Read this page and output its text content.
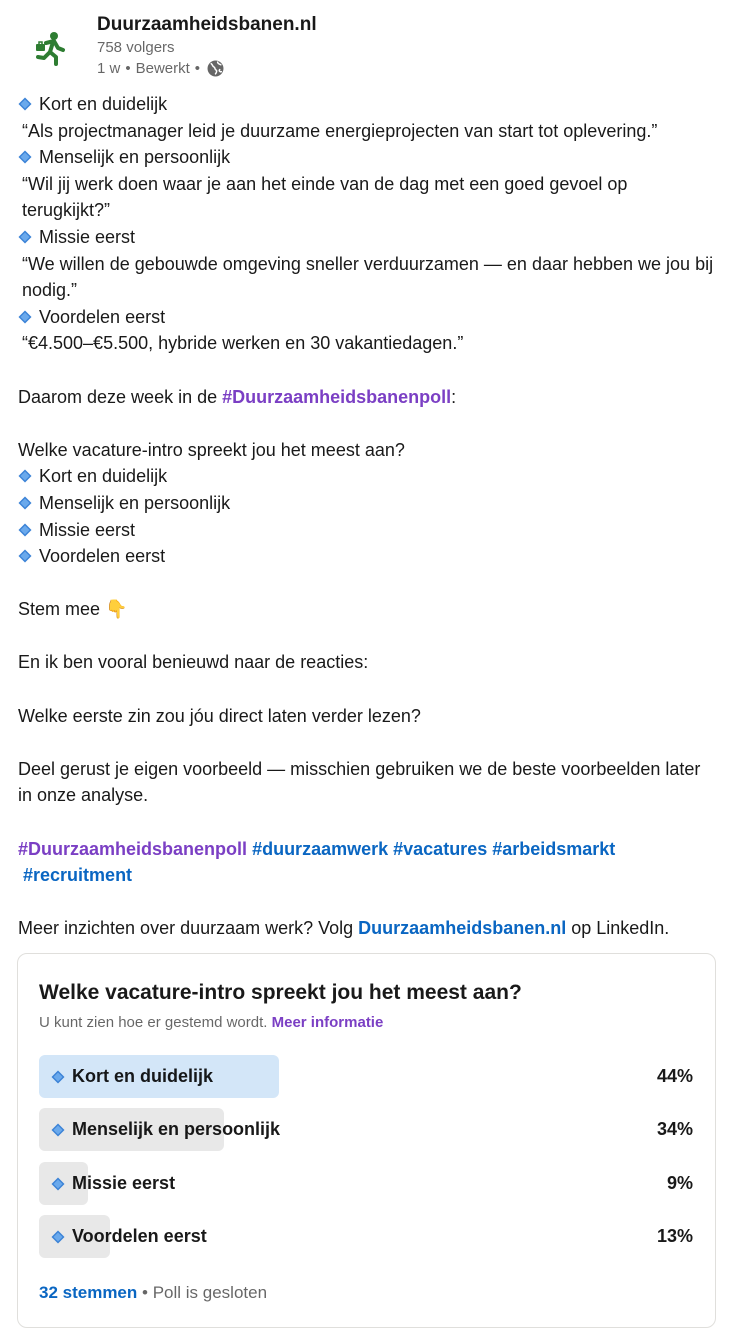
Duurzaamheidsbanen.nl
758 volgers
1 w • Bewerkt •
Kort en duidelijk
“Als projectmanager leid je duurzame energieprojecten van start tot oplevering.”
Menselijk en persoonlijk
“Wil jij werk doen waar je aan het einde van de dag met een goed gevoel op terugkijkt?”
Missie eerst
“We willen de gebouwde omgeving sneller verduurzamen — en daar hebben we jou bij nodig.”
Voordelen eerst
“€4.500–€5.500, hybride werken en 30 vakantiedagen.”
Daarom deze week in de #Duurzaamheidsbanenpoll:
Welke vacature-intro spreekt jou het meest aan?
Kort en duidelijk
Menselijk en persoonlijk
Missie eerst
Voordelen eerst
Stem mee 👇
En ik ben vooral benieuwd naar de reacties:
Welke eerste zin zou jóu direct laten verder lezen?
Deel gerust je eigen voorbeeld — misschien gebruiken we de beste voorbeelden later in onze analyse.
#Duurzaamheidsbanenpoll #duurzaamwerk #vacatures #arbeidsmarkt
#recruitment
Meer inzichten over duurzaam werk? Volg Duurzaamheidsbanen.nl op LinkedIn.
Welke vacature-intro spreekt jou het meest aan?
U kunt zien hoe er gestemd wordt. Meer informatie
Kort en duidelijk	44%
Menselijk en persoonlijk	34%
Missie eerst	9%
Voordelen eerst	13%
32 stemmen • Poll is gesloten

--------------------

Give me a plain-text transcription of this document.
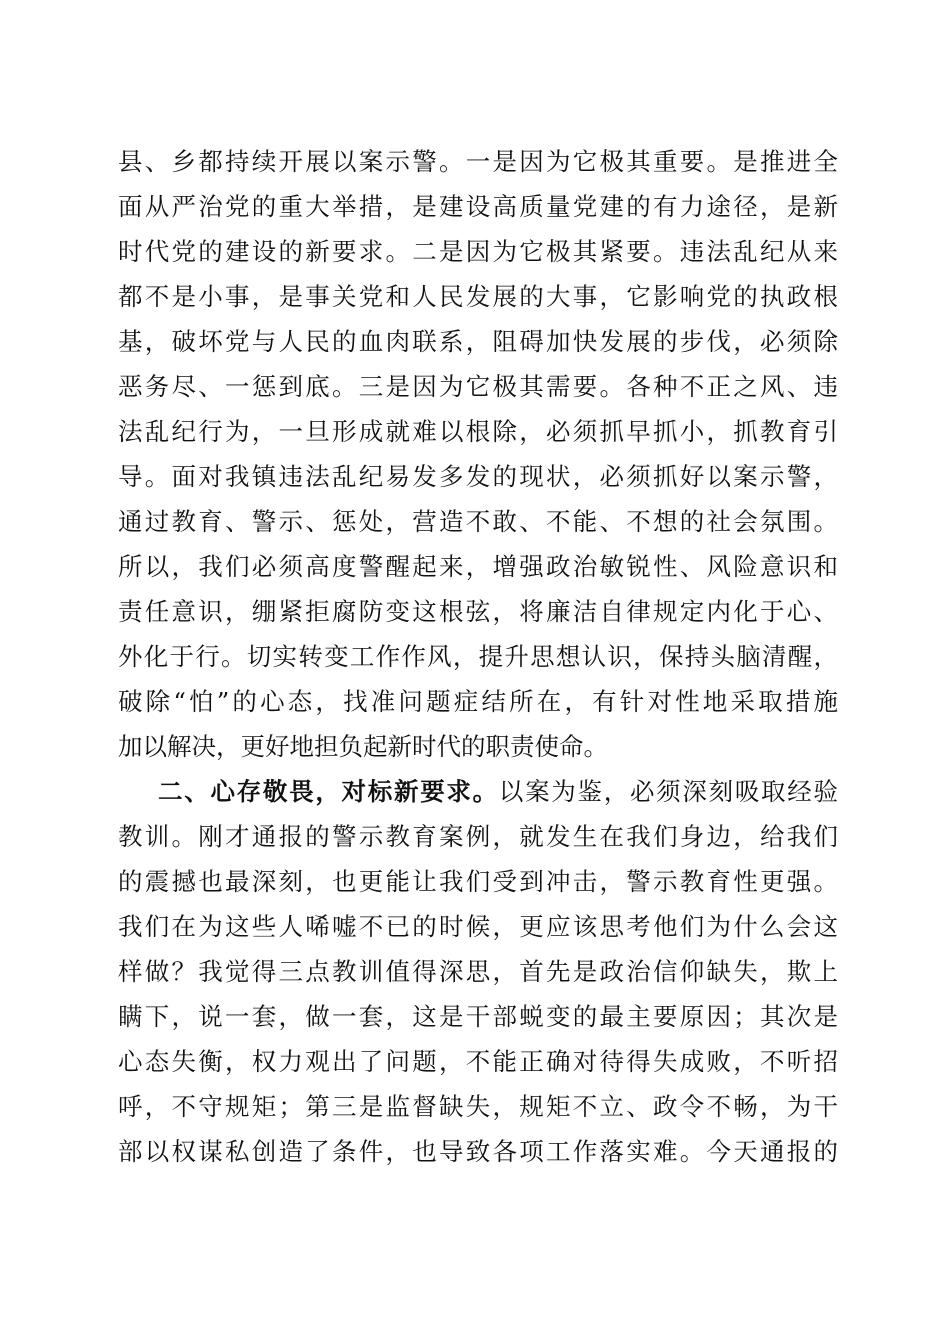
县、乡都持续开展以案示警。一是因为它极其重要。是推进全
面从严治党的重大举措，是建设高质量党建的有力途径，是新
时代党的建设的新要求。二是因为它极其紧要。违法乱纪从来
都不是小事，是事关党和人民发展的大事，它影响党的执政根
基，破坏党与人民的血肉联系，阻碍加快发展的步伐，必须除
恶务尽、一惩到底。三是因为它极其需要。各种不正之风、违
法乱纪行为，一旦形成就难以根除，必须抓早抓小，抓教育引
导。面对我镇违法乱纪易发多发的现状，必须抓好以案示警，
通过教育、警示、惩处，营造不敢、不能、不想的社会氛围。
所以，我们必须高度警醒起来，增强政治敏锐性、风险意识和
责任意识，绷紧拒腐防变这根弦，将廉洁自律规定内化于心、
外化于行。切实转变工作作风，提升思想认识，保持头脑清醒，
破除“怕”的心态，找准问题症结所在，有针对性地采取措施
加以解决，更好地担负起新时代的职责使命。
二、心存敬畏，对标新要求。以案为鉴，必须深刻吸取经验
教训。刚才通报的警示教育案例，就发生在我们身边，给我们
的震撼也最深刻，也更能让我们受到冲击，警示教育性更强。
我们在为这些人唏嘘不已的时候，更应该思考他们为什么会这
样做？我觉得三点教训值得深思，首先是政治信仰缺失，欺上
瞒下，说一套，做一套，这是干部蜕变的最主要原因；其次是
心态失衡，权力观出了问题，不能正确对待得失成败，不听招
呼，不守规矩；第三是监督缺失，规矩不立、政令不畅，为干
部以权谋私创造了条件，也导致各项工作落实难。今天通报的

--------------------

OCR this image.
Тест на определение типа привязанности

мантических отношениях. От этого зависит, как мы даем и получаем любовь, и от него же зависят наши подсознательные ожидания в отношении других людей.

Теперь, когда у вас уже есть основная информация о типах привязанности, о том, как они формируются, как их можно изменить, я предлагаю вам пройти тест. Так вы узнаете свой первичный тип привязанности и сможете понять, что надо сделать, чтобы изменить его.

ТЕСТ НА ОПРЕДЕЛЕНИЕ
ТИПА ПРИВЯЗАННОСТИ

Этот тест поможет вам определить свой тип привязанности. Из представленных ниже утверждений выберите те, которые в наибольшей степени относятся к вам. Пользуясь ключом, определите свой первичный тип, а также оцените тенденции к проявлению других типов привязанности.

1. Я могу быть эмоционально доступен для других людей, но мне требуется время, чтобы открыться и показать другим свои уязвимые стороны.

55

--------------------

What to work on:
Return every line above in which the string "this" occurs.

Result:
Read this page and output its text content.
Give me a plain-text transcription of this document.
OCR this image.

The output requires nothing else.